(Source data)

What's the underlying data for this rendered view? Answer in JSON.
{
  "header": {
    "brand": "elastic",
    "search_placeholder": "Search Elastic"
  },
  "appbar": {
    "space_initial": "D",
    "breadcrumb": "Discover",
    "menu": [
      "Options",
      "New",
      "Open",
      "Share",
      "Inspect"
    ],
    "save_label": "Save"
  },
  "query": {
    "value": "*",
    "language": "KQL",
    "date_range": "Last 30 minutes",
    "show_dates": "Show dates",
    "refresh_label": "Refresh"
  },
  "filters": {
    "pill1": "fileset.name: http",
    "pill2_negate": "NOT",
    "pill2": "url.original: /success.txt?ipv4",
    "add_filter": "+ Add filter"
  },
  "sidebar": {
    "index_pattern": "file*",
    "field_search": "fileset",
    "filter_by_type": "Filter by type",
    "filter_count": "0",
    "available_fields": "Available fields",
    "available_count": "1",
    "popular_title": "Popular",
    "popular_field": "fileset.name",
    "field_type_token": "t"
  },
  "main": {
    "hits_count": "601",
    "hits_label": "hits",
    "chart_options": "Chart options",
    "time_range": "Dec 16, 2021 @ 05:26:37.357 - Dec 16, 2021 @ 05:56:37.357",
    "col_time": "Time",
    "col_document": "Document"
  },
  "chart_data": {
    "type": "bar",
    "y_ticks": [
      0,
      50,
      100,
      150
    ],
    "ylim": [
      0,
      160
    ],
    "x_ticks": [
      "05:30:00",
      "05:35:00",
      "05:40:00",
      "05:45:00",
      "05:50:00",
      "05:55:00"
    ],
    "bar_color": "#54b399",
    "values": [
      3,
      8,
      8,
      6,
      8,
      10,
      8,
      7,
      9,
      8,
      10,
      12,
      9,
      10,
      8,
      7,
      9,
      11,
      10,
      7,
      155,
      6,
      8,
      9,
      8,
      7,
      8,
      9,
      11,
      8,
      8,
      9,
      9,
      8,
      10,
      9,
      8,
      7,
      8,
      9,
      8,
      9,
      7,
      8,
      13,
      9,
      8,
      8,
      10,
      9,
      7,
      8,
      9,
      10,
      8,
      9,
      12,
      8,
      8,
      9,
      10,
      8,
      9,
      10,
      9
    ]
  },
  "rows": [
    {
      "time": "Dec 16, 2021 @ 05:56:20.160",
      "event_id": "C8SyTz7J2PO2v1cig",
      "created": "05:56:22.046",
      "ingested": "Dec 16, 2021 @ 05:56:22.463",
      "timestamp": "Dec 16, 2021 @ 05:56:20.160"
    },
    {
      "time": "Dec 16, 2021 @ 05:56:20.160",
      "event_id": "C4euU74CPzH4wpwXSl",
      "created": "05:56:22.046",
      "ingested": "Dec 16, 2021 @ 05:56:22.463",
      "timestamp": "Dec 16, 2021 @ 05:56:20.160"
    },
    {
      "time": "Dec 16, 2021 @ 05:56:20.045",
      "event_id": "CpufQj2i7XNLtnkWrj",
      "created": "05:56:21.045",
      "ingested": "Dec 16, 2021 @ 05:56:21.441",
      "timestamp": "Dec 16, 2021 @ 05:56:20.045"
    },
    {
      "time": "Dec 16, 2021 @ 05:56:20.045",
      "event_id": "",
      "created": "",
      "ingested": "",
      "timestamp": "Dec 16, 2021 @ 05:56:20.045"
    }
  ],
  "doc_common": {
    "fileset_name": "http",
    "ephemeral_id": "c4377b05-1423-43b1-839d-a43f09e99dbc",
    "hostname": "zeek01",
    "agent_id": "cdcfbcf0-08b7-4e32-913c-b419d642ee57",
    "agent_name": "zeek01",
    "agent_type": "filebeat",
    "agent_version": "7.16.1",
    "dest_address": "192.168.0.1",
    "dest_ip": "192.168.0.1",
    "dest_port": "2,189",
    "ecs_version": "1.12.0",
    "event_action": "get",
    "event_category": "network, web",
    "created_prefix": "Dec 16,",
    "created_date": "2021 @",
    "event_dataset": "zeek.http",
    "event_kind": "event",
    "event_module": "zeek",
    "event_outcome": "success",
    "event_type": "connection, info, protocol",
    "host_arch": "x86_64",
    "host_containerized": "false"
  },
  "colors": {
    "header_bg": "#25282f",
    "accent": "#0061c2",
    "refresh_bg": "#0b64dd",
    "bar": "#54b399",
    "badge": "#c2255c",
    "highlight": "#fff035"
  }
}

(What you are asked to do) Your task is to quote all of the data word for word.

(Task response)
What's the underlying data for this rendered view? Answer in JSON.
{
  "header": {
    "brand": "elastic",
    "search_placeholder": "Search Elastic"
  },
  "appbar": {
    "space_initial": "D",
    "breadcrumb": "Discover",
    "menu": [
      "Options",
      "New",
      "Open",
      "Share",
      "Inspect"
    ],
    "save_label": "Save"
  },
  "query": {
    "value": "*",
    "language": "KQL",
    "date_range": "Last 30 minutes",
    "show_dates": "Show dates",
    "refresh_label": "Refresh"
  },
  "filters": {
    "pill1": "fileset.name: http",
    "pill2_negate": "NOT",
    "pill2": "url.original: /success.txt?ipv4",
    "add_filter": "+ Add filter"
  },
  "sidebar": {
    "index_pattern": "file*",
    "field_search": "fileset",
    "filter_by_type": "Filter by type",
    "filter_count": "0",
    "available_fields": "Available fields",
    "available_count": "1",
    "popular_title": "Popular",
    "popular_field": "fileset.name",
    "field_type_token": "t"
  },
  "main": {
    "hits_count": "601",
    "hits_label": "hits",
    "chart_options": "Chart options",
    "time_range": "Dec 16, 2021 @ 05:26:37.357 - Dec 16, 2021 @ 05:56:37.357",
    "col_time": "Time",
    "col_document": "Document"
  },
  "chart_data": {
    "type": "bar",
    "y_ticks": [
      0,
      50,
      100,
      150
    ],
    "ylim": [
      0,
      160
    ],
    "x_ticks": [
      "05:30:00",
      "05:35:00",
      "05:40:00",
      "05:45:00",
      "05:50:00",
      "05:55:00"
    ],
    "bar_color": "#54b399",
    "values": [
      3,
      8,
      8,
      6,
      8,
      10,
      8,
      7,
      9,
      8,
      10,
      12,
      9,
      10,
      8,
      7,
      9,
      11,
      10,
      7,
      155,
      6,
      8,
      9,
      8,
      7,
      8,
      9,
      11,
      8,
      8,
      9,
      9,
      8,
      10,
      9,
      8,
      7,
      8,
      9,
      8,
      9,
      7,
      8,
      13,
      9,
      8,
      8,
      10,
      9,
      7,
      8,
      9,
      10,
      8,
      9,
      12,
      8,
      8,
      9,
      10,
      8,
      9,
      10,
      9
    ]
  },
  "rows": [
    {
      "time": "Dec 16, 2021 @ 05:56:20.160",
      "event_id": "C8SyTz7J2PO2v1cig",
      "created": "05:56:22.046",
      "ingested": "Dec 16, 2021 @ 05:56:22.463",
      "timestamp": "Dec 16, 2021 @ 05:56:20.160"
    },
    {
      "time": "Dec 16, 2021 @ 05:56:20.160",
      "event_id": "C4euU74CPzH4wpwXSl",
      "created": "05:56:22.046",
      "ingested": "Dec 16, 2021 @ 05:56:22.463",
      "timestamp": "Dec 16, 2021 @ 05:56:20.160"
    },
    {
      "time": "Dec 16, 2021 @ 05:56:20.045",
      "event_id": "CpufQj2i7XNLtnkWrj",
      "created": "05:56:21.045",
      "ingested": "Dec 16, 2021 @ 05:56:21.441",
      "timestamp": "Dec 16, 2021 @ 05:56:20.045"
    },
    {
      "time": "Dec 16, 2021 @ 05:56:20.045",
      "event_id": "",
      "created": "",
      "ingested": "",
      "timestamp": "Dec 16, 2021 @ 05:56:20.045"
    }
  ],
  "doc_common": {
    "fileset_name": "http",
    "ephemeral_id": "c4377b05-1423-43b1-839d-a43f09e99dbc",
    "hostname": "zeek01",
    "agent_id": "cdcfbcf0-08b7-4e32-913c-b419d642ee57",
    "agent_name": "zeek01",
    "agent_type": "filebeat",
    "agent_version": "7.16.1",
    "dest_address": "192.168.0.1",
    "dest_ip": "192.168.0.1",
    "dest_port": "2,189",
    "ecs_version": "1.12.0",
    "event_action": "get",
    "event_category": "network, web",
    "created_prefix": "Dec 16,",
    "created_date": "2021 @",
    "event_dataset": "zeek.http",
    "event_kind": "event",
    "event_module": "zeek",
    "event_outcome": "success",
    "event_type": "connection, info, protocol",
    "host_arch": "x86_64",
    "host_containerized": "false"
  },
  "colors": {
    "header_bg": "#25282f",
    "accent": "#0061c2",
    "refresh_bg": "#0b64dd",
    "bar": "#54b399",
    "badge": "#c2255c",
    "highlight": "#fff035"
  }
}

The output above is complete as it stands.